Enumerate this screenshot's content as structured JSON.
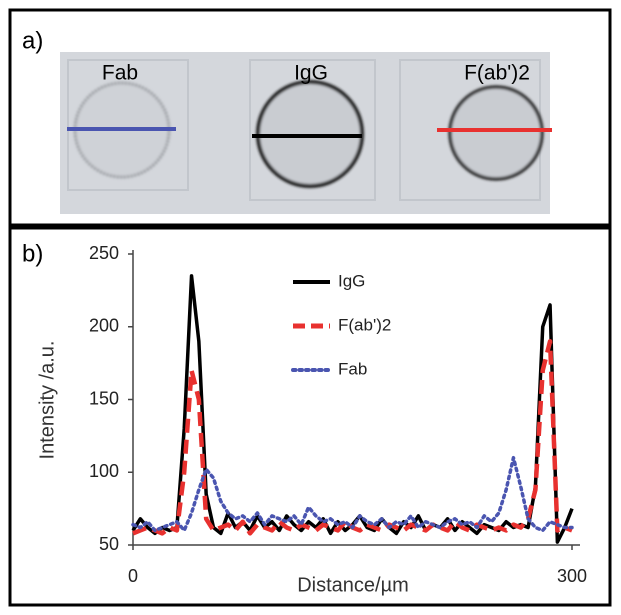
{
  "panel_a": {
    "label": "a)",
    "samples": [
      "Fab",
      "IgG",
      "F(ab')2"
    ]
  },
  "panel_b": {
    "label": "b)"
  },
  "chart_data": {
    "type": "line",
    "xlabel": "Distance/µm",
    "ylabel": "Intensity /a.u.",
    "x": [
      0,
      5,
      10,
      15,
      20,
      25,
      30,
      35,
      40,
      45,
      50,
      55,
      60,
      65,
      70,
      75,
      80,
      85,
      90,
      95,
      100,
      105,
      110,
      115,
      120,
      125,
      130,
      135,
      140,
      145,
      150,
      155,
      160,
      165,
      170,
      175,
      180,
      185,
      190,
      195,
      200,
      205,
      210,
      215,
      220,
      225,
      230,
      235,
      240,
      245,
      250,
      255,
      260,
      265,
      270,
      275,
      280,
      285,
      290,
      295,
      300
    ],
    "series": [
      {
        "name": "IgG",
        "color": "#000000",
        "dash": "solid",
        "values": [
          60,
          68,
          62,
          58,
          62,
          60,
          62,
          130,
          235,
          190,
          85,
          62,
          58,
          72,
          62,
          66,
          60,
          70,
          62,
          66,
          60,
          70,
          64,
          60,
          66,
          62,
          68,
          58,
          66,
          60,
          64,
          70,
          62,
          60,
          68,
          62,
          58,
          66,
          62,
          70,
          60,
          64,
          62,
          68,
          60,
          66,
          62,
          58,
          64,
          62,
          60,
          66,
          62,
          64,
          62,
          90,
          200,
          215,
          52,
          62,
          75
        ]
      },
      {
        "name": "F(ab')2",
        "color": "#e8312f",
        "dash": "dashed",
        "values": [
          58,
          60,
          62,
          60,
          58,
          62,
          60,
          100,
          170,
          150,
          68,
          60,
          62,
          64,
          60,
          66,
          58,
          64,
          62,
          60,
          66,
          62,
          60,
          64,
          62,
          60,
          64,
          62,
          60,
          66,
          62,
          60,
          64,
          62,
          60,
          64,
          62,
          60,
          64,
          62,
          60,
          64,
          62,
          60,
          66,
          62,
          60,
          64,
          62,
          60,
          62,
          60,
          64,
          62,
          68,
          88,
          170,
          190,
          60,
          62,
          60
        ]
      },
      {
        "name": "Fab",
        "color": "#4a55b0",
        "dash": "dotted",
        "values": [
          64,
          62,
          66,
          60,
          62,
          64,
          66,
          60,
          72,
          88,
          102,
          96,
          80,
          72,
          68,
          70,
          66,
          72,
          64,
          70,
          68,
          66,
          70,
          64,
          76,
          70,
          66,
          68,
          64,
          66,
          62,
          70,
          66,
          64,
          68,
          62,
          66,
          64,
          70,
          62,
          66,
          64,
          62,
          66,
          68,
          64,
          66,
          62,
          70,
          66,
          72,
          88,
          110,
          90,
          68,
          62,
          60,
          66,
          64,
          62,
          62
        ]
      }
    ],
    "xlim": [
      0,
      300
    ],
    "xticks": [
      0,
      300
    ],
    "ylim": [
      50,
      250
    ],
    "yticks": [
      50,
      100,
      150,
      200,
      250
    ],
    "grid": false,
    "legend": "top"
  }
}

= = =

State, as a number only, how many lines in the entries include "color".

3